Give the number of lines that include the string "image", nothing more.

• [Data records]
━━━━
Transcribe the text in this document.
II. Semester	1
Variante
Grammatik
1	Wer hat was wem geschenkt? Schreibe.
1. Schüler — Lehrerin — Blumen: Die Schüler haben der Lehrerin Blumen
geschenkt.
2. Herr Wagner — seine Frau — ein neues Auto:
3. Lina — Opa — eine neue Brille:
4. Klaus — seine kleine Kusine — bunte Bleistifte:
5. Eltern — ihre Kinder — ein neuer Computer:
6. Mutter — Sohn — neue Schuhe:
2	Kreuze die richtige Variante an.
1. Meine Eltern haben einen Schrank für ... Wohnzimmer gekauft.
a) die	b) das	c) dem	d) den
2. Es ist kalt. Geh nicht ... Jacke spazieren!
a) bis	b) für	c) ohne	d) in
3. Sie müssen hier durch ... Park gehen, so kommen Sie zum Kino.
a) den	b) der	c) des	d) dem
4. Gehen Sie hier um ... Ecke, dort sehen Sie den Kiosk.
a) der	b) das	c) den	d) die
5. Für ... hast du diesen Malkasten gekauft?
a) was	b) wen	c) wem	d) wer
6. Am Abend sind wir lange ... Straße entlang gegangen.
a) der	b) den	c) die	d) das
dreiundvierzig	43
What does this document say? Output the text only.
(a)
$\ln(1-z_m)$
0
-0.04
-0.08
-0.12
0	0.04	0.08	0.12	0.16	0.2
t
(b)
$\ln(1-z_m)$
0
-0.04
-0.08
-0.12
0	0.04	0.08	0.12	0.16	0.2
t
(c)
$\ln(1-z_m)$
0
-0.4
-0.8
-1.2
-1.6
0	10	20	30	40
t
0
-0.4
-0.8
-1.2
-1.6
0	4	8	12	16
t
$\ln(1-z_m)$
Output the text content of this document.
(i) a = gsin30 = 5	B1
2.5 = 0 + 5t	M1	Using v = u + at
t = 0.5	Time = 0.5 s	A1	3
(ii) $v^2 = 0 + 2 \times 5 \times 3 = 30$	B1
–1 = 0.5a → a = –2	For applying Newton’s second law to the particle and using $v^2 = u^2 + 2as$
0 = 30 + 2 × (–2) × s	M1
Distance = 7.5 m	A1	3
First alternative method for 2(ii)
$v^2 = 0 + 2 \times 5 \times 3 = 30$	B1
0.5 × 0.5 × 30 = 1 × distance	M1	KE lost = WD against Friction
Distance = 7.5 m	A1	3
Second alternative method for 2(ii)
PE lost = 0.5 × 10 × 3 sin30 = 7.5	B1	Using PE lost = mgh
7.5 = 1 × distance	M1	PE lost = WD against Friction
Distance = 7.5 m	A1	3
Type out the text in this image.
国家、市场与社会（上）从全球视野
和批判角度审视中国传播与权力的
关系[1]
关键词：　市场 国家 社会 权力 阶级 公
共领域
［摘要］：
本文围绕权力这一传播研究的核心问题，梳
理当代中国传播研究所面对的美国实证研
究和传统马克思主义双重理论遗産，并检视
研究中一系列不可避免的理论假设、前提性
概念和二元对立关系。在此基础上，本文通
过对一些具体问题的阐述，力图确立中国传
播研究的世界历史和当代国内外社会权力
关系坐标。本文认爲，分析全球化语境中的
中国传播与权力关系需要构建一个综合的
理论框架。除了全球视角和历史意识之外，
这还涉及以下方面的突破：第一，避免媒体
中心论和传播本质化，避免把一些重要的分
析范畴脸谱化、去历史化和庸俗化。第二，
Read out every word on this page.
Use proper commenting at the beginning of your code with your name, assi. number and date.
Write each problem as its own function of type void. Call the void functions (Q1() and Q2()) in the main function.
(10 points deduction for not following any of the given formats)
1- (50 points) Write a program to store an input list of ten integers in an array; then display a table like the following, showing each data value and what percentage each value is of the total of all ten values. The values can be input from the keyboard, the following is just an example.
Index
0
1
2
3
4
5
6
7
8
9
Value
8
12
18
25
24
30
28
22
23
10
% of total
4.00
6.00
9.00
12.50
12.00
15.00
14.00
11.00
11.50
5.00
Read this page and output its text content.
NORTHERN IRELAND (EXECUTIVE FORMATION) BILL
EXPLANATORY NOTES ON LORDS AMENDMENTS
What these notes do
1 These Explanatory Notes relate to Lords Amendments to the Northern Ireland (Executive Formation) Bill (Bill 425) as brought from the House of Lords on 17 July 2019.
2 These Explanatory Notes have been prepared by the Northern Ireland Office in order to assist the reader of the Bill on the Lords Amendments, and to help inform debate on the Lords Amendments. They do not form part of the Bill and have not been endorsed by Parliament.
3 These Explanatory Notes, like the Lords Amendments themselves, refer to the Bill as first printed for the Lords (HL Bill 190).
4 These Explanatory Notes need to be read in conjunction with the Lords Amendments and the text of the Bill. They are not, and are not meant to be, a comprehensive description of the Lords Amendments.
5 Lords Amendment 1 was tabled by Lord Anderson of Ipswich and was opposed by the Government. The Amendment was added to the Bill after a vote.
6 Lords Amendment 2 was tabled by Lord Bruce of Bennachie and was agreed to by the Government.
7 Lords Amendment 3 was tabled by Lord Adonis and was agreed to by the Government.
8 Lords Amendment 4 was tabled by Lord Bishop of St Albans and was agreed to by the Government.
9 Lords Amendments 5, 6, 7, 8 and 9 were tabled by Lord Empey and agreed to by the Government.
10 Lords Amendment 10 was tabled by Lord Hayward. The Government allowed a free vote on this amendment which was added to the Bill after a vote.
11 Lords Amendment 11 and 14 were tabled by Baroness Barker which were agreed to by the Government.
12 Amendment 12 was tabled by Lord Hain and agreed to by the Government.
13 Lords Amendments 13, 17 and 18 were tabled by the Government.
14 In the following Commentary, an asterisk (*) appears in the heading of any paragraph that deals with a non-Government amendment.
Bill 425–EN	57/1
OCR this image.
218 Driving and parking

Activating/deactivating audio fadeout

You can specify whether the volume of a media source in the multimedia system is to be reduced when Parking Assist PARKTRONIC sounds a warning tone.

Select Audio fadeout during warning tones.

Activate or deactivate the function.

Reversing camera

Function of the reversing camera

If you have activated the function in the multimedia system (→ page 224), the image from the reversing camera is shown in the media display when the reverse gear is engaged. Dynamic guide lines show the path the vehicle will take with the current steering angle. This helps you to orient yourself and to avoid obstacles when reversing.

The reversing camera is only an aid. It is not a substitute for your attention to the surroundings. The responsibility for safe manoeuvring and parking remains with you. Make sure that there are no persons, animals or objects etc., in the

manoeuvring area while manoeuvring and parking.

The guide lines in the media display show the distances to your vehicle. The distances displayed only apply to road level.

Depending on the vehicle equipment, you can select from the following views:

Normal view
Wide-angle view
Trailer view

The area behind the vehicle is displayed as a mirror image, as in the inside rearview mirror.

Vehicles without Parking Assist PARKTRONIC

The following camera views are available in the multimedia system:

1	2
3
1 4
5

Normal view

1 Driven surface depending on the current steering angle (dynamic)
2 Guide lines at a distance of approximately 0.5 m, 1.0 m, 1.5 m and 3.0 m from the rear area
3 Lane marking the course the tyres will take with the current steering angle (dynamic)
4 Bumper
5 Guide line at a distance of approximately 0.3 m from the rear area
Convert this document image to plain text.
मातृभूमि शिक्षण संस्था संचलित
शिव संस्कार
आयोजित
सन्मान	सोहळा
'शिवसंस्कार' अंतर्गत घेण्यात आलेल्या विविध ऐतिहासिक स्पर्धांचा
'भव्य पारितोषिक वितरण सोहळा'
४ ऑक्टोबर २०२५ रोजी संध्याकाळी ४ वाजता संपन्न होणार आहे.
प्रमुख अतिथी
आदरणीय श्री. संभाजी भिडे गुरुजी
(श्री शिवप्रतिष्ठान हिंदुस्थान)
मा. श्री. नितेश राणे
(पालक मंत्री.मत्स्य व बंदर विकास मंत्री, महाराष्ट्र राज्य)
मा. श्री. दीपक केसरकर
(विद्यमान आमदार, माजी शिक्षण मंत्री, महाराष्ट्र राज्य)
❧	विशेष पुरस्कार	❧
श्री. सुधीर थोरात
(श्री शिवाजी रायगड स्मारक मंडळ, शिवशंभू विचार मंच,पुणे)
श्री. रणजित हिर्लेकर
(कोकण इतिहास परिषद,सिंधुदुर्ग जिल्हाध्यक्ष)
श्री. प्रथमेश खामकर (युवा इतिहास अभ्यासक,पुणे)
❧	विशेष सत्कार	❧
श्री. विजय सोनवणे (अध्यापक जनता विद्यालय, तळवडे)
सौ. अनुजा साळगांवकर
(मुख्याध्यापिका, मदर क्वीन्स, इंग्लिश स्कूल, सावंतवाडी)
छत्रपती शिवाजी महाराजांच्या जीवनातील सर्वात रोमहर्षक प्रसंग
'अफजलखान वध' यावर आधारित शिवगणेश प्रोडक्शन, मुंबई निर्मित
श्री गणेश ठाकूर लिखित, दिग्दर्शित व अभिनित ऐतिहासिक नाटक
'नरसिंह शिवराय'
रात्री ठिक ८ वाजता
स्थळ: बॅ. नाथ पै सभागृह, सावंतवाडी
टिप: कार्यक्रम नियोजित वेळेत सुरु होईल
━━━━
• [Answer]
5